**WHAT YOU SHOULD DO**
Pictures within the data are to be left out; everything else must be reproduced exactly.

BEGIN RAW RECORDS

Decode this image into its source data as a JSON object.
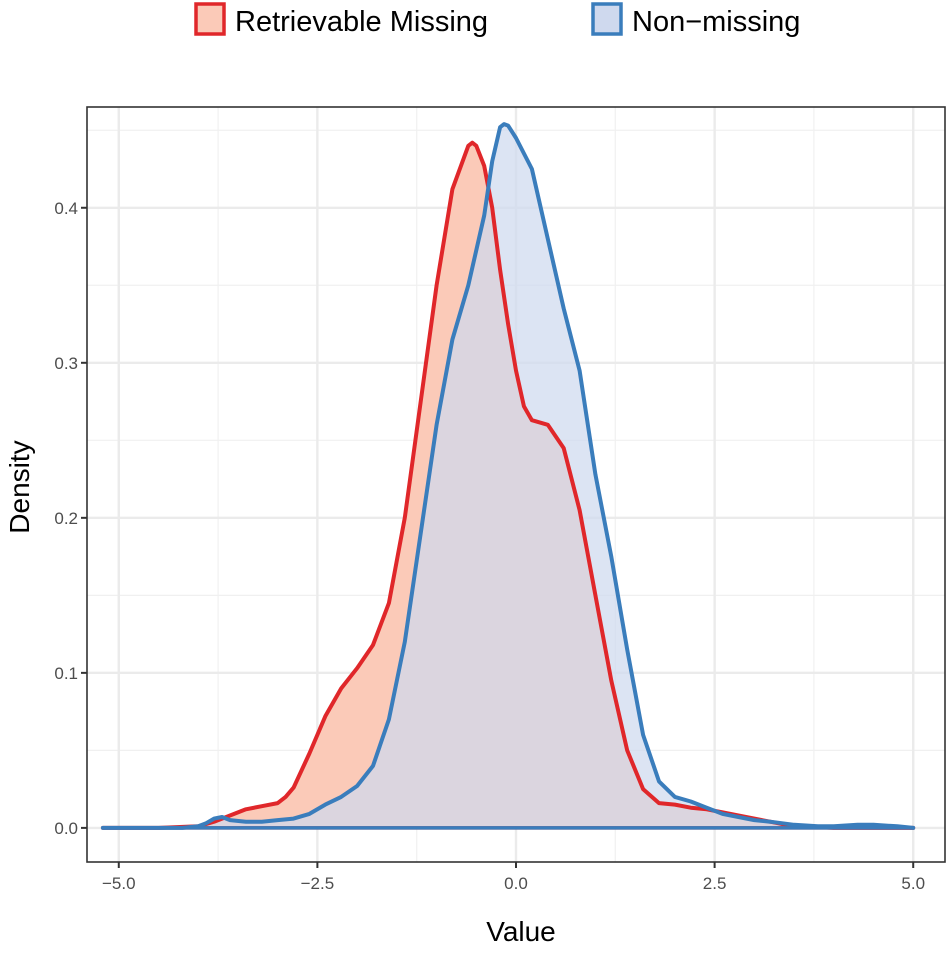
{
  "chart_data": {
    "type": "area",
    "title": "",
    "xlabel": "Value",
    "ylabel": "Density",
    "xlim": [
      -5.4,
      5.4
    ],
    "ylim": [
      -0.022,
      0.465
    ],
    "x_ticks": [
      -5.0,
      -2.5,
      0.0,
      2.5,
      5.0
    ],
    "x_tick_labels": [
      "−5.0",
      "−2.5",
      "0.0",
      "2.5",
      "5.0"
    ],
    "y_ticks": [
      0.0,
      0.1,
      0.2,
      0.3,
      0.4
    ],
    "y_tick_labels": [
      "0.0",
      "0.1",
      "0.2",
      "0.3",
      "0.4"
    ],
    "grid": true,
    "legend_position": "top",
    "series": [
      {
        "name": "Retrievable Missing",
        "line_color": "#e0272a",
        "fill_color": "#fbcab8",
        "x": [
          -5.2,
          -4.5,
          -4.0,
          -3.8,
          -3.6,
          -3.4,
          -3.2,
          -3.0,
          -2.9,
          -2.8,
          -2.6,
          -2.4,
          -2.2,
          -2.0,
          -1.8,
          -1.6,
          -1.4,
          -1.2,
          -1.0,
          -0.8,
          -0.6,
          -0.55,
          -0.5,
          -0.4,
          -0.3,
          -0.2,
          -0.1,
          0.0,
          0.1,
          0.2,
          0.4,
          0.6,
          0.8,
          1.0,
          1.2,
          1.4,
          1.6,
          1.8,
          2.0,
          2.2,
          2.4,
          2.6,
          2.8,
          3.0,
          3.2,
          3.4,
          3.6,
          4.0,
          4.5,
          5.0
        ],
        "y": [
          0.0,
          0.0,
          0.001,
          0.004,
          0.008,
          0.012,
          0.014,
          0.016,
          0.02,
          0.026,
          0.048,
          0.072,
          0.09,
          0.103,
          0.118,
          0.145,
          0.2,
          0.275,
          0.35,
          0.412,
          0.44,
          0.442,
          0.44,
          0.427,
          0.4,
          0.36,
          0.325,
          0.295,
          0.272,
          0.263,
          0.26,
          0.245,
          0.205,
          0.15,
          0.095,
          0.05,
          0.025,
          0.016,
          0.015,
          0.013,
          0.012,
          0.01,
          0.008,
          0.006,
          0.004,
          0.002,
          0.001,
          0.0,
          0.0,
          0.0
        ]
      },
      {
        "name": "Non−missing",
        "line_color": "#3a7dbc",
        "fill_color": "#cfd9ee",
        "x": [
          -5.2,
          -4.5,
          -4.2,
          -4.0,
          -3.9,
          -3.8,
          -3.7,
          -3.6,
          -3.4,
          -3.2,
          -3.0,
          -2.8,
          -2.6,
          -2.4,
          -2.2,
          -2.0,
          -1.8,
          -1.6,
          -1.4,
          -1.2,
          -1.0,
          -0.8,
          -0.6,
          -0.4,
          -0.3,
          -0.2,
          -0.15,
          -0.1,
          0.0,
          0.2,
          0.4,
          0.6,
          0.8,
          1.0,
          1.2,
          1.4,
          1.6,
          1.8,
          2.0,
          2.2,
          2.4,
          2.6,
          2.8,
          3.0,
          3.2,
          3.5,
          3.8,
          4.0,
          4.3,
          4.5,
          4.8,
          5.0
        ],
        "y": [
          0.0,
          0.0,
          0.0,
          0.001,
          0.003,
          0.006,
          0.007,
          0.005,
          0.004,
          0.004,
          0.005,
          0.006,
          0.009,
          0.015,
          0.02,
          0.027,
          0.04,
          0.07,
          0.12,
          0.19,
          0.26,
          0.315,
          0.35,
          0.395,
          0.43,
          0.452,
          0.454,
          0.453,
          0.445,
          0.425,
          0.38,
          0.335,
          0.295,
          0.228,
          0.175,
          0.115,
          0.06,
          0.03,
          0.02,
          0.017,
          0.013,
          0.009,
          0.007,
          0.005,
          0.004,
          0.002,
          0.001,
          0.001,
          0.002,
          0.002,
          0.001,
          0.0
        ]
      }
    ]
  }
}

END RAW RECORDS

**ANSWER TO THIS PROBLEM**
Decode this image into its source data as a JSON object.
{
  "chart_data": {
    "type": "area",
    "title": "",
    "xlabel": "Value",
    "ylabel": "Density",
    "xlim": [
      -5.4,
      5.4
    ],
    "ylim": [
      -0.022,
      0.465
    ],
    "x_ticks": [
      -5.0,
      -2.5,
      0.0,
      2.5,
      5.0
    ],
    "x_tick_labels": [
      "−5.0",
      "−2.5",
      "0.0",
      "2.5",
      "5.0"
    ],
    "y_ticks": [
      0.0,
      0.1,
      0.2,
      0.3,
      0.4
    ],
    "y_tick_labels": [
      "0.0",
      "0.1",
      "0.2",
      "0.3",
      "0.4"
    ],
    "grid": true,
    "legend_position": "top",
    "series": [
      {
        "name": "Retrievable Missing",
        "line_color": "#e0272a",
        "fill_color": "#fbcab8",
        "x": [
          -5.2,
          -4.5,
          -4.0,
          -3.8,
          -3.6,
          -3.4,
          -3.2,
          -3.0,
          -2.9,
          -2.8,
          -2.6,
          -2.4,
          -2.2,
          -2.0,
          -1.8,
          -1.6,
          -1.4,
          -1.2,
          -1.0,
          -0.8,
          -0.6,
          -0.55,
          -0.5,
          -0.4,
          -0.3,
          -0.2,
          -0.1,
          0.0,
          0.1,
          0.2,
          0.4,
          0.6,
          0.8,
          1.0,
          1.2,
          1.4,
          1.6,
          1.8,
          2.0,
          2.2,
          2.4,
          2.6,
          2.8,
          3.0,
          3.2,
          3.4,
          3.6,
          4.0,
          4.5,
          5.0
        ],
        "y": [
          0.0,
          0.0,
          0.001,
          0.004,
          0.008,
          0.012,
          0.014,
          0.016,
          0.02,
          0.026,
          0.048,
          0.072,
          0.09,
          0.103,
          0.118,
          0.145,
          0.2,
          0.275,
          0.35,
          0.412,
          0.44,
          0.442,
          0.44,
          0.427,
          0.4,
          0.36,
          0.325,
          0.295,
          0.272,
          0.263,
          0.26,
          0.245,
          0.205,
          0.15,
          0.095,
          0.05,
          0.025,
          0.016,
          0.015,
          0.013,
          0.012,
          0.01,
          0.008,
          0.006,
          0.004,
          0.002,
          0.001,
          0.0,
          0.0,
          0.0
        ]
      },
      {
        "name": "Non−missing",
        "line_color": "#3a7dbc",
        "fill_color": "#cfd9ee",
        "x": [
          -5.2,
          -4.5,
          -4.2,
          -4.0,
          -3.9,
          -3.8,
          -3.7,
          -3.6,
          -3.4,
          -3.2,
          -3.0,
          -2.8,
          -2.6,
          -2.4,
          -2.2,
          -2.0,
          -1.8,
          -1.6,
          -1.4,
          -1.2,
          -1.0,
          -0.8,
          -0.6,
          -0.4,
          -0.3,
          -0.2,
          -0.15,
          -0.1,
          0.0,
          0.2,
          0.4,
          0.6,
          0.8,
          1.0,
          1.2,
          1.4,
          1.6,
          1.8,
          2.0,
          2.2,
          2.4,
          2.6,
          2.8,
          3.0,
          3.2,
          3.5,
          3.8,
          4.0,
          4.3,
          4.5,
          4.8,
          5.0
        ],
        "y": [
          0.0,
          0.0,
          0.0,
          0.001,
          0.003,
          0.006,
          0.007,
          0.005,
          0.004,
          0.004,
          0.005,
          0.006,
          0.009,
          0.015,
          0.02,
          0.027,
          0.04,
          0.07,
          0.12,
          0.19,
          0.26,
          0.315,
          0.35,
          0.395,
          0.43,
          0.452,
          0.454,
          0.453,
          0.445,
          0.425,
          0.38,
          0.335,
          0.295,
          0.228,
          0.175,
          0.115,
          0.06,
          0.03,
          0.02,
          0.017,
          0.013,
          0.009,
          0.007,
          0.005,
          0.004,
          0.002,
          0.001,
          0.001,
          0.002,
          0.002,
          0.001,
          0.0
        ]
      }
    ]
  }
}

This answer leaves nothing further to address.